[CONSIGNA DEL EJERCICIO 1] En el ensayo sobre la escritura de cine, ¿en qué etapa de la vida se reviste la cinefilia de un juicio crítico embrionario?
[CONSIGNA DEL EJERCICIO 2] Según el ensayo sobre la escritura de cine, ¿por qué las películas descubiertas en la adolescencia dejaron una huella indeleble? Explícalo en una a tres oraciones.
[CONSIGNA DEL EJERCICIO 3] Prosigue el ensayo sobre la escritura de cine a partir de su última oración.

[FRAGMENTO DEL DOCUMENTO]
╭──

Belleza en el delirio
¿Por qué escribimos sobre cine? Supongo que por el mismo motivo por el que otros se apropian de una cámara y empiezan a filmar, y filmar, y seguir filmando… en los que hemos convertido el hecho cinematográfico en hito irrenunciable de nuestra existencia se da la necesidad de plasmar, con las herramientas expresivas que tenemos más a mano, toda una serie de vivencias que adquieren sentido pleno en la medida en que son canalizadas fílmicamente, por así decirlo; y que queremos compartir con el otro, sea este quien sea, tenga rostro o no. Por más que esta impronta, llámese cinefilia o como plazca a cada cual, acostumbre a surgir en nuestra tierna infancia, es en la adolescencia donde se reviste de un embrionario juicio crítico, progresivamente más consolidado conforme la entropía —de la mano del enturbiamiento de los sentidos— va siendo sustituida por la anhelada estabilidad. Tal vez por ello las películas que descubrimos entonces, apoyados en nuestras flamantes habilidades intelectivas, dejaron una huella indeleble, más allá del embrujo puramente lúdico, evocador, característico de la etapa anterior.

╰──

(Datos registrados)
╭──

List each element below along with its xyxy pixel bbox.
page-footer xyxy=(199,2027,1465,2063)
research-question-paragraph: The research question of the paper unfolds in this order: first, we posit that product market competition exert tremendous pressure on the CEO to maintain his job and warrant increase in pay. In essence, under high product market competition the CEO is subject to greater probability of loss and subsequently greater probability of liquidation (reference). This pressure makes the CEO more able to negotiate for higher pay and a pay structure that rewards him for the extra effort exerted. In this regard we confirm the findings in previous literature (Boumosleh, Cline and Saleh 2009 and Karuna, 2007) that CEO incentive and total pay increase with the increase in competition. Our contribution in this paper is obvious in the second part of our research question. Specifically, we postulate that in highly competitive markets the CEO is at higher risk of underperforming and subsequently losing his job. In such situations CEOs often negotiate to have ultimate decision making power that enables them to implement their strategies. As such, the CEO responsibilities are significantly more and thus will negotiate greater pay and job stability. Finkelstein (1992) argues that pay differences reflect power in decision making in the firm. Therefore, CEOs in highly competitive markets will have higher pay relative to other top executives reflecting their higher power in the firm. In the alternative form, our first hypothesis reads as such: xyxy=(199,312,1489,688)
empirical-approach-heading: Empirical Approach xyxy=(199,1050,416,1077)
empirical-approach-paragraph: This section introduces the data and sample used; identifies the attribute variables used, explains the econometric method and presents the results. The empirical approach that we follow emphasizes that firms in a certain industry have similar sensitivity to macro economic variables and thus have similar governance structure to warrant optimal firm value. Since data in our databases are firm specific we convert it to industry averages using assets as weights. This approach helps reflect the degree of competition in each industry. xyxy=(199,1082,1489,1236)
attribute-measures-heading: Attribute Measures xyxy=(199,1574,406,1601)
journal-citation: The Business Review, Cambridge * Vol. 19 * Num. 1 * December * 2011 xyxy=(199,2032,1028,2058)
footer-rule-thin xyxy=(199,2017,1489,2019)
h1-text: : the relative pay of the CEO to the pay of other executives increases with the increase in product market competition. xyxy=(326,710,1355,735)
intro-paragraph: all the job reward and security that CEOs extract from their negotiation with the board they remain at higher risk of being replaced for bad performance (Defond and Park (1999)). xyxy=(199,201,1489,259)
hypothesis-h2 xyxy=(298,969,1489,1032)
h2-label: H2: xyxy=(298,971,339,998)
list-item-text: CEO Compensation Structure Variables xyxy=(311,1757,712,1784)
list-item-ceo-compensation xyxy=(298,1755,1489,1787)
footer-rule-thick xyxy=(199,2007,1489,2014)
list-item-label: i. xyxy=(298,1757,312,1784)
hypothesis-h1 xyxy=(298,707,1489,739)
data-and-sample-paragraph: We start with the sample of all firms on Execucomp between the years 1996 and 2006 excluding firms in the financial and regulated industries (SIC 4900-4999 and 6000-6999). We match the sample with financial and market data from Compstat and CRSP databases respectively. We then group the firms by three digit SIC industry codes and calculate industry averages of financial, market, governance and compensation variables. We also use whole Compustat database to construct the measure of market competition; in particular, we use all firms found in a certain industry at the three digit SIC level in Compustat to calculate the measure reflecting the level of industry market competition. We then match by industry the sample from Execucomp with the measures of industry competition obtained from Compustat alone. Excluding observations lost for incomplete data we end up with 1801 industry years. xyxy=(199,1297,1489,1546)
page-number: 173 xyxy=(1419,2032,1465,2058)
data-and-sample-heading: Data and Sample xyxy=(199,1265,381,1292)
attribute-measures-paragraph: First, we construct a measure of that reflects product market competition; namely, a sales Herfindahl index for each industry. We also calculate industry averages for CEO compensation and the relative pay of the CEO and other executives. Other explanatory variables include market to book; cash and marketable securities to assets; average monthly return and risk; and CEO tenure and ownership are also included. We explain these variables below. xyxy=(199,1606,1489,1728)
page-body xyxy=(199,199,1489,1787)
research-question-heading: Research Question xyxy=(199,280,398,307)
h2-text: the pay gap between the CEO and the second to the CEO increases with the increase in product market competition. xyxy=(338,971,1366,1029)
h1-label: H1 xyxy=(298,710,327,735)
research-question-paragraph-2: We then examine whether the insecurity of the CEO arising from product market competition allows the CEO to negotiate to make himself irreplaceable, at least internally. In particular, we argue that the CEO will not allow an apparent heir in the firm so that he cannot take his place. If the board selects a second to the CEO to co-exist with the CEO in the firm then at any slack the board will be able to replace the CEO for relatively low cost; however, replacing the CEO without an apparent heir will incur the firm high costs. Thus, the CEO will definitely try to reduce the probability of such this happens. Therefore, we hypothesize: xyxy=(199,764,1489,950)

╰──

[RESULTADO DE LA CONSIGNA 1] En la adolescencia.

[RESULTADO DE LA CONSIGNA 2] Las películas que se descubren en la adolescencia dejaron una huella indeleble porque en esa etapa la cinefilia se reviste de un juicio crítico embrionario. Se ven apoyándose en unas habilidades intelectivas recién adquiridas, y su efecto va más allá del embrujo lúdico y evocador propio de la infancia.

[RESULTADO DE LA CONSIGNA 3]
Al igual que el compañero Antoni Peris i Grao, que reflexionaba sobre ello en su crítica de El extraordinario viaje de T.S. Spivet (L´extravagant voyage du jeune et prodigieux T.S. Spivet, Jean-Pierre Jeunet, 2013) yo también quedé deslumbrado, a qué negarlo, por Delicatessen (íd., J.P. Jeunet, M. Caro, 1991). Es más, me atrevería a decir que es una apreciación compartida por el grueso de la redacción de esta publicación, que unos años arriba, unos años abajo, asistimos a su estreno en ese momento iniciático de nuestras vidas en que éramos especialmente permeables a sus muchas excelencias; recuperada con la perspectiva que dan las canas, lo cierto es que sus méritos han resistido francamente bien el paso del tiempo, y no tanto —¡Ay, la pérdida de la inocencia!— alguna que otra chirriante salida de tono. Lo que resulta innegable, hoy como ayer, es que Delicatessen es una de las rara avis irrenunciables del cine europeo, un homenaje a los aromas de la vieja Francia —o séase, Europa— macerado en swing visual, humor negro y ternura. Sí, sí. Ternura y cariño a raudales.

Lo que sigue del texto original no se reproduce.